> Instructions:
(A) In the reverse solicitation passage, how may NCAs interpret an overuse of reverse solicitation?
(B) Condense the numbered point in the reverse solicitation passage beginning "ensure they (as well as other persons they rely on)" into a short bulleted list that keeps its main facts.
(C) Write the next part of the reverse solicitation passage, picking up after its final numbered point.

> Text passage:
═══

What can CAIs and CASPs do now?

Reverse solicitation has long been subject to stricter supervisory scrutiny in the EU. While reverse solicitation remains a permitted means of servicing clients’ requests, it should be seen more the exception than the rule when a third-country firm looks to engage with clients ordinarily domiciled in the EU-27. Third-country firms should continue to: 

  1. observe the boundaries of the relevant regulatory perimeter of MiCAR as well as traditional financial services legislation as sanctions can be levied against third-country firms and key function holders of those firms. In some instances, this can also apply when tied agents or other distributors may be acting for a third-country firm;
    review their existing and new arrangements on a client-by-client as well as a transaction-by-transaction basis and assess whether they can or indeed should rely on reverse solicitation; 
  2. assess all their client facing communications channels and those of distributors (as well as finfluencers) for compliance with the requisite reverse solicitation exemption requirements. As ESMA’s supervisory expectations are that NCAs should cast a wide net in their review, firms should ideally be conducting a comprehensive review irrespective of whether the communications were not conceived as explicitly targeting a specific market or customer type; 
  3. ensure they (as well as other persons they rely on) have sufficiently detailed and robust evidence to show how, when and on what basis for what precise products and services the client approached the (third-country) firm and whether it was at its own exclusive initiative or that there is no evidence to the contrary. Importantly, this may require a periodic review that the own exclusive initiative test is indeed being applied on service by service or product by product basis as opposed to a relationship basis; and 
  4. be sensitive to the supervisory presumption that an overuse of reverse solicitation may be interpreted by the NCAs as a circumvention of the rules or misuse, which will not be tolerated.

═══

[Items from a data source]

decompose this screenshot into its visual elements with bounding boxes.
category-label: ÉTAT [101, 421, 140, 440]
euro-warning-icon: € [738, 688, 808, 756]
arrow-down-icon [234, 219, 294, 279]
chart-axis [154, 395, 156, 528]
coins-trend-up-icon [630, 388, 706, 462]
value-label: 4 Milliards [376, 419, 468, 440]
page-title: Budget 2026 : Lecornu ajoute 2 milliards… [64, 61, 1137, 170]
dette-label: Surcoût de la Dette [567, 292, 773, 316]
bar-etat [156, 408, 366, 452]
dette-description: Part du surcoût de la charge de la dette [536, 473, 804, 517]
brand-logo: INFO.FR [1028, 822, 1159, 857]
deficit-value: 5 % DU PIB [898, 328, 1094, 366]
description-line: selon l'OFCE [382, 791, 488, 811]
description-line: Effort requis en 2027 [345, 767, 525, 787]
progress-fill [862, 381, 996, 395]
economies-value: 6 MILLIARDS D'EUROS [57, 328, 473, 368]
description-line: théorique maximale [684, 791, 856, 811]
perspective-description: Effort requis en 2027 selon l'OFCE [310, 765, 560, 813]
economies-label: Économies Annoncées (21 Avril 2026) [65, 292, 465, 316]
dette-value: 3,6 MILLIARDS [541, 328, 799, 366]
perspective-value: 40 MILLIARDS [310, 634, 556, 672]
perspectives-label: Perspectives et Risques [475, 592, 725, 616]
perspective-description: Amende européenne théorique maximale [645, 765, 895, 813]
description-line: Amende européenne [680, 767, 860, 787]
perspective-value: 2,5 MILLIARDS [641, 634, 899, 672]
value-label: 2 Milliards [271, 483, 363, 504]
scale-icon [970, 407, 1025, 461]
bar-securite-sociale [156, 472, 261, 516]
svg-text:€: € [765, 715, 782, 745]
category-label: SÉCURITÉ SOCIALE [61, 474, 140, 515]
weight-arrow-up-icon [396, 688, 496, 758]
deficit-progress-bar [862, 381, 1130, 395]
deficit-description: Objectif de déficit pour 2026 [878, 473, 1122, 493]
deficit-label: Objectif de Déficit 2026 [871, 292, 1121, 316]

═══

> Numbered answers:
(A) As a circumvention of the rules or misuse, which will not be tolerated.

(B)
- Firms, and the persons they rely on, need detailed and robust evidence showing how, when and on what basis the client approached the third-country firm, and for which precise products and services.
- The evidence must show whether the approach was at the client's own exclusive initiative or that there is no evidence to the contrary.
- A periodic review may be needed to confirm that the own exclusive initiative test is applied service by service or product by product rather than on a relationship basis.

(C)
Given the above, many firms, in particular third-country firms, may want to draft and maintain a reverse solicitation policy and procedures document that considers the EU-level supervisory expectations along with those as specific to individual Member States as well as client-type and product/service-type specific considerations. Such a policy and/or procedures document may also help in evidencing compliance efforts to supervisors. 


ESMA’s guidelines aim to establish overarching criteria or general principles that can be employed to encourage consistent practices at the national level when classifying crypto-assets as financial instruments. The determination of whether a crypto-asset should be classified as a financial instrument should nevertheless be done on a case-by-case basis applying substance over form. ESMA specifically states that the legal qualification of a digital asset as a MiCAR crypto-asset or a MiFID II financial instrument should not be determined by “its technological envelope”. The purpose of the guidelines is to encourage consistent practices in this regard and to reinforce the technology agnostic approach that MiCAR and other EU financial markets legislation applies. 

Ultimately, ESMA takes the view that it is the responsibility of offerors or those seeking admittance to trading of crypto-assets (i.e. CAIs) to accurately classify these assets. ESMA point out that the categorisation may be disputed by the applicable NCAs, either prior to the offer's publication or at any point subsequently. Accordingly, having a robust legal opinion may be useful and indeed many trading venues as well as investors may request one on the categorisation of crypto-assets as to its type and how it is regulated or unregulated.